>> Begin Passage

In February of this year, I believed that shares of Resideo Technologies, Inc. (NYSE:REZI) were getting more secure. At the time, the company had seen a strong 2021 after a painful start for the former Honeywell International Inc. (HON) spinoff.
The company has been deleveraging the balance sheet and was improving earnings power, being ready to pursue M&A activity again, as the complicated finances and a somewhat more expensive deal prevented me from pulling the trigger.
A Recap
Resideo is a residential security solutions provider, which was separated from its parent Honeywell late in 2018, with shares initially exchanging hands in their high-twenties. The business is essentially comprised out of two businesses under a single roof.
There is the lower-margin and larger distribution business, and an actual product business which is smaller but posts higher margins. Products one can think of include cameras, heating control, freeze detection, and smart home applications. At the time of the spin-out, the company generated $4.8 billion in sales. EBIT was posted around $420 million, after paying a $140 million indemnification payment to its former parent, a liability to last 25 years into the future from 2018 onwards.
Even after this payment, earnings came in at $2 per share. This looked appealing, yet identified headwinds for 2019, and capital spending set to surpass depreciation charges, were reasons to be cautious. This was furthermore confirmed as some other Honeywell spinoffs had seen tough times at the time.
Late in 2019, the company warned of worsening earnings, triggering shares to fall to the $10 mark, as I had initiated a small speculative position on the back of all the bad news flow. This came as, while 2019 sales rose 3% to $5.0 billion, operating profits were down to just $258 million, resulting in GAAP earnings of just 36 million, or $0.29 per share. While adjusted earnings topped a dollar per share, some adjustments were quite aggressive, with leverage concerns showing up.
The year 2020 was a lost year, which could be expected as sales did still rise 2% to $5.1 billion, with GAAP earnings again posted at $0.29 per share. The underlying results were better than 2019, with operating profits up, as these advancements were offset by a higher tax rate.

>> End Passage

Reproduce the portion of the Resideo passage that begins at the words "In February of" and ends after the words "Inc. (HON) spinoff.".

>> Begin Supplied information

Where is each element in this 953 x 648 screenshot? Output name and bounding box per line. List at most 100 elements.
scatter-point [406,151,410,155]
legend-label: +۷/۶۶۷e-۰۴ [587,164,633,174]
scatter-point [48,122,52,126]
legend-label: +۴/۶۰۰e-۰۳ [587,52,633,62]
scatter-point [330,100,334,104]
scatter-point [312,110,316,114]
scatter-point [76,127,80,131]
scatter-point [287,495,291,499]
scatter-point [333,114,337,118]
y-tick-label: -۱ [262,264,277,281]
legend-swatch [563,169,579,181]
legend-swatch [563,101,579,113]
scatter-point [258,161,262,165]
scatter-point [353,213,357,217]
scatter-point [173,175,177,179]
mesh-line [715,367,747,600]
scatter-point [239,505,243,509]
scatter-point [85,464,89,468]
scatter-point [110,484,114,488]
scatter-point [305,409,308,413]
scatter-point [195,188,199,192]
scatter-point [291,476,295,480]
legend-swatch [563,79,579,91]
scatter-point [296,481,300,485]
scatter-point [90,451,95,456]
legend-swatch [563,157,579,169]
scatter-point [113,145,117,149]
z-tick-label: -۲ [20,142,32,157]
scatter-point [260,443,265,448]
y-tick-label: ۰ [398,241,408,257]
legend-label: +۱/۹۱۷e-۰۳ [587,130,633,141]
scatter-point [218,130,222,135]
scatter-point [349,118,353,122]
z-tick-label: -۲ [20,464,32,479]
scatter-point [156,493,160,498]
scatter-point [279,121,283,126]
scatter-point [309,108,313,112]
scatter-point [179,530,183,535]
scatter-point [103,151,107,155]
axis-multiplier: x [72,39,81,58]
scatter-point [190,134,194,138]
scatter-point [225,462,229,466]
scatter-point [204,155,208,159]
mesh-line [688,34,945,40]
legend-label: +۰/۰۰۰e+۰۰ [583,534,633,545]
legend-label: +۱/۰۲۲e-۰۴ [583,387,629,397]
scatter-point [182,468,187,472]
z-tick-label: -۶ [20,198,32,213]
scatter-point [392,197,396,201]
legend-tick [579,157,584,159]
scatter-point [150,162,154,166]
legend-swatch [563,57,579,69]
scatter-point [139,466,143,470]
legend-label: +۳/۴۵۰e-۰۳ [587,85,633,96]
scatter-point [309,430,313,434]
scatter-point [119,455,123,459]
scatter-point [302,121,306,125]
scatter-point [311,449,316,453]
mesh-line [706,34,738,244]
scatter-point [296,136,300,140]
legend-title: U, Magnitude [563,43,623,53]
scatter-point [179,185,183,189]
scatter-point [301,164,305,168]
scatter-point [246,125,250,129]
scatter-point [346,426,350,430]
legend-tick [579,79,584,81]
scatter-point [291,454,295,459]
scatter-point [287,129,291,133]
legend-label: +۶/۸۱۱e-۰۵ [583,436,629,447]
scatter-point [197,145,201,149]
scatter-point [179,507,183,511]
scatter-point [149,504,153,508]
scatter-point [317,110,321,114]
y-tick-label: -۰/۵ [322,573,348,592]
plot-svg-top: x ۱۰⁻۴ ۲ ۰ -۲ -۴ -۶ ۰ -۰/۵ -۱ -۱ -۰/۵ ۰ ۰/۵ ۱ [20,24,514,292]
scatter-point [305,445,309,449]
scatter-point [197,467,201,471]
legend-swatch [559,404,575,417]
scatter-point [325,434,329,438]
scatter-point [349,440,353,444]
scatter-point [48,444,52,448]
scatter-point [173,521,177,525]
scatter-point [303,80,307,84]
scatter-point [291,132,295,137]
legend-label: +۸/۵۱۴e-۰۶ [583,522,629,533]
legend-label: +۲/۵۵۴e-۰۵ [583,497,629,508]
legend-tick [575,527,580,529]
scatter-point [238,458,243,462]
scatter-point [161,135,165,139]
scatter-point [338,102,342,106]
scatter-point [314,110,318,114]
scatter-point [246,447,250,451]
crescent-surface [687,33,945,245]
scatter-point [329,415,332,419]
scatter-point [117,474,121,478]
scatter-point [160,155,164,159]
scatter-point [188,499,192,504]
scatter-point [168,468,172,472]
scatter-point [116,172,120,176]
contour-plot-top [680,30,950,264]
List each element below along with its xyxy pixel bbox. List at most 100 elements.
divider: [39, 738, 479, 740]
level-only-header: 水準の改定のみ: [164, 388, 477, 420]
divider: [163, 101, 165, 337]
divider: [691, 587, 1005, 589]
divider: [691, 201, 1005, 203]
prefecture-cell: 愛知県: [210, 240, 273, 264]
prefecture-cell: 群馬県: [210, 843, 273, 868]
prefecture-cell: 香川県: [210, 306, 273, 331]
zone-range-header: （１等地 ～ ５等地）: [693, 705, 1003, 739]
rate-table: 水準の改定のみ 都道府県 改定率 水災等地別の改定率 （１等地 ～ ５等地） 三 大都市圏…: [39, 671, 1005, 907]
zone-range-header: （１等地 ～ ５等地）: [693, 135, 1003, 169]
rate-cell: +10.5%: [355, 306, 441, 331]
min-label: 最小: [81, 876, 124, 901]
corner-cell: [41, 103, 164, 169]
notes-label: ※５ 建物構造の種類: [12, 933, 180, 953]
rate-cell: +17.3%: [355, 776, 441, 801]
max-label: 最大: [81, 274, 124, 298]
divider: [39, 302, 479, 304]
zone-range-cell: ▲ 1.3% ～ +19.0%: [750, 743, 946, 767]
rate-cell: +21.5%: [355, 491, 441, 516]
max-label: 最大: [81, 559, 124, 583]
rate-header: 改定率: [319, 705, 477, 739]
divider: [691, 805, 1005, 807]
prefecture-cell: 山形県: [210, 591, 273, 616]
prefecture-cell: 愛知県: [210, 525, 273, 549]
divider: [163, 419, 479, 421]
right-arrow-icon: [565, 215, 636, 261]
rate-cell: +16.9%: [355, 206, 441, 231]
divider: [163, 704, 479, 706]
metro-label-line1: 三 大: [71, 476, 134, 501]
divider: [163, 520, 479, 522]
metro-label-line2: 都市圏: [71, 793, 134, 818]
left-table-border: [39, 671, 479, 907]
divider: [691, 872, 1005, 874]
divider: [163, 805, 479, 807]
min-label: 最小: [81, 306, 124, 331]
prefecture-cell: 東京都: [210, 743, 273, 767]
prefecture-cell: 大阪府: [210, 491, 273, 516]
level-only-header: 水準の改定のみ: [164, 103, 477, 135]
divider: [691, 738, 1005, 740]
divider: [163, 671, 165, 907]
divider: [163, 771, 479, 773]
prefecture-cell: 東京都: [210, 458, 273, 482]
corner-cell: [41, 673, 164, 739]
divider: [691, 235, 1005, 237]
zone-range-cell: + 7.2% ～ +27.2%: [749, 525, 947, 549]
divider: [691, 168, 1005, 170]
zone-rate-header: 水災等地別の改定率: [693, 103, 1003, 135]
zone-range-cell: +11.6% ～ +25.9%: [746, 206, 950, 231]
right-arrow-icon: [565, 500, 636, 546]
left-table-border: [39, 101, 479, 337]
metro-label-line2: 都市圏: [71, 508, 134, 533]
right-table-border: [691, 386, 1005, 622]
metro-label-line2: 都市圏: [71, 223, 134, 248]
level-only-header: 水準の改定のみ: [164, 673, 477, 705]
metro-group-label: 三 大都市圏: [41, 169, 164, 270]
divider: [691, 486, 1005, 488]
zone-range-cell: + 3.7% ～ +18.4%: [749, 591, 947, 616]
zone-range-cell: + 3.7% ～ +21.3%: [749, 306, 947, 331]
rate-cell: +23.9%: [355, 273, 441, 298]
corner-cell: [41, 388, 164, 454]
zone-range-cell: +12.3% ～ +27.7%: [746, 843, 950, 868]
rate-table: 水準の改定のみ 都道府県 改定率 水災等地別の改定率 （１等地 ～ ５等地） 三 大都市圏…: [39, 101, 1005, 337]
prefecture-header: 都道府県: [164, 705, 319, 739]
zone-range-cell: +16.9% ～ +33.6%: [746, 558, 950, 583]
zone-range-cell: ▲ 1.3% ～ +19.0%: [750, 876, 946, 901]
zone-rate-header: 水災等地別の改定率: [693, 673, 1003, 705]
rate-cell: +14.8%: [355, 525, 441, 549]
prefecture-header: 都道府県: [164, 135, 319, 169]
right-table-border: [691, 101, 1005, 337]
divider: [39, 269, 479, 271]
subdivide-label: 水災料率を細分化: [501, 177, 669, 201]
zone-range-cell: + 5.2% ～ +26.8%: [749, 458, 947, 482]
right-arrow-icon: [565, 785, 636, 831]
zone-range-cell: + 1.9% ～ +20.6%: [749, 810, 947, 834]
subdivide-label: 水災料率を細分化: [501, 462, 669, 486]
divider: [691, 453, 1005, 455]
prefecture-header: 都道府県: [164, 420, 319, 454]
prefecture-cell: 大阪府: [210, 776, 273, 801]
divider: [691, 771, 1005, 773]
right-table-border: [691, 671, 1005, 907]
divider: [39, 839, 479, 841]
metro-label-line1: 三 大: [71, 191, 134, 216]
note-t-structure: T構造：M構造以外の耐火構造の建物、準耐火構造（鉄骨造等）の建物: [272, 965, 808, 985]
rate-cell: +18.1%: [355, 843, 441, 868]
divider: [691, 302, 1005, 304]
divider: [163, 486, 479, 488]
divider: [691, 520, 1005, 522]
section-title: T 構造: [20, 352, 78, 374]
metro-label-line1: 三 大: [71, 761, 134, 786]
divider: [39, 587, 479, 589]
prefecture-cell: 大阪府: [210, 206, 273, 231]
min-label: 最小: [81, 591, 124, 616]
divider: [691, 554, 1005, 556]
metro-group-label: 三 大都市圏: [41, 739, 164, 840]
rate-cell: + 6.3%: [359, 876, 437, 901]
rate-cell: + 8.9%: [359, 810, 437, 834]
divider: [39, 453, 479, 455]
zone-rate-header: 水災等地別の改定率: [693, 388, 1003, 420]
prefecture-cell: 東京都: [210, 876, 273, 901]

>> End Supplied information

### Output below
In February of this year, I believed that shares of Resideo Technologies, Inc. (NYSE:REZI) were getting more secure. At the time, the company had seen a strong 2021 after a painful start for the former Honeywell International Inc. (HON) spinoff.